(WHAT IS REQUIRED): Return each line holding the string "Chinese".

(EXTRACTED ENTRIES):
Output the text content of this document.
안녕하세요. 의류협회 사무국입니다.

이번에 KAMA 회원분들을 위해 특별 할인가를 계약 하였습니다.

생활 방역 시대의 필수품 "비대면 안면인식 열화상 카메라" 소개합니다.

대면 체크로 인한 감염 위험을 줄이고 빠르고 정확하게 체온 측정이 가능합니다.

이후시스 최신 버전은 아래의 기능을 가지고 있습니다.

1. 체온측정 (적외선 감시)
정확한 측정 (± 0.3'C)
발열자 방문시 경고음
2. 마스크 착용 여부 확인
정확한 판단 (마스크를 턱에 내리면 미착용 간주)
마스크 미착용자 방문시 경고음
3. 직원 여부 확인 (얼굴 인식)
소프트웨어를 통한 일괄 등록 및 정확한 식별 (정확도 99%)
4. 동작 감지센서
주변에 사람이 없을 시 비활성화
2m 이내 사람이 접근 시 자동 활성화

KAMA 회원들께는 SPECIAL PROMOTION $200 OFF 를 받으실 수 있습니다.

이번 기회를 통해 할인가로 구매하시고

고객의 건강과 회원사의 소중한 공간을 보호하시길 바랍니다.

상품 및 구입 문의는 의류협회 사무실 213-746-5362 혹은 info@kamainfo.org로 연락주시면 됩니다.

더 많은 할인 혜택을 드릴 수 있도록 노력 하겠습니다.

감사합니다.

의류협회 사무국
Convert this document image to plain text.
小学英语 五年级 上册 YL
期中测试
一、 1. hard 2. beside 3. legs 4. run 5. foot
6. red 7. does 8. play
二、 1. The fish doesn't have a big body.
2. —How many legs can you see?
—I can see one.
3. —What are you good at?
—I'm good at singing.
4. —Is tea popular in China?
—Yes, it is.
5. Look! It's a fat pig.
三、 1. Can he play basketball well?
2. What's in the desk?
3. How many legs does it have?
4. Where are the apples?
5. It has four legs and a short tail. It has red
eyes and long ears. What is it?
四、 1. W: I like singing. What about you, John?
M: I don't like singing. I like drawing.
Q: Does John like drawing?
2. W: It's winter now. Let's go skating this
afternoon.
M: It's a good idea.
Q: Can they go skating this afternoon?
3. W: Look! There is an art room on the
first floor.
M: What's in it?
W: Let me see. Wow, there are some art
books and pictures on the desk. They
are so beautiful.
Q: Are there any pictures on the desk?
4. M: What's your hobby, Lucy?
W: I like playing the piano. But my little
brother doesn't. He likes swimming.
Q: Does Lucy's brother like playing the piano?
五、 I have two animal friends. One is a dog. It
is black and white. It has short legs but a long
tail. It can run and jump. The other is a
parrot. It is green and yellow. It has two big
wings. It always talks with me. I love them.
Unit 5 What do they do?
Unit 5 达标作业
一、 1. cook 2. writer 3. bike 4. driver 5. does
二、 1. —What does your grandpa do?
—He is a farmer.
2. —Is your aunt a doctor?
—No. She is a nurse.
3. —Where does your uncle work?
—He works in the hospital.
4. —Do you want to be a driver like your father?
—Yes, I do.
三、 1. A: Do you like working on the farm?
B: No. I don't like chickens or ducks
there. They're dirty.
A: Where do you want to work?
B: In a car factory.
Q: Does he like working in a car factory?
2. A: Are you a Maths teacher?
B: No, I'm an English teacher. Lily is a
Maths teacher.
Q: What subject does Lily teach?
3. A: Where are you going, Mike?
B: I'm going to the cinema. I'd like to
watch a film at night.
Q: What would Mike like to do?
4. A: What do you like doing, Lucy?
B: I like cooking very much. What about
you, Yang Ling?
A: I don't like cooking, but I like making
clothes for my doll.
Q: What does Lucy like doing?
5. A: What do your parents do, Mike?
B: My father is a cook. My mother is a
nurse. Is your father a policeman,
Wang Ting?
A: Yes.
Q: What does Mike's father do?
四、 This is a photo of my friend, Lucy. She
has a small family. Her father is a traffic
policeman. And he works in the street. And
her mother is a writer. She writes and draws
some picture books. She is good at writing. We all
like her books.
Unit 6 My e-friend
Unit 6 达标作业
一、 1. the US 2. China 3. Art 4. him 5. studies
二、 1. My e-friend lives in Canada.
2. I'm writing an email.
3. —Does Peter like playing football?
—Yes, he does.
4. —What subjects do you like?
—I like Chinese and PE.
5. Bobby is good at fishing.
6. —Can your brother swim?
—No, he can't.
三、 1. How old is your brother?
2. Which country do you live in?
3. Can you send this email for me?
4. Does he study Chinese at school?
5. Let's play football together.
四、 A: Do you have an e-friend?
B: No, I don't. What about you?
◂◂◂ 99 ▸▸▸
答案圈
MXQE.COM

(CORRECT OUTPUT):
—I like Chinese and PE.
4. Does he study Chinese at school?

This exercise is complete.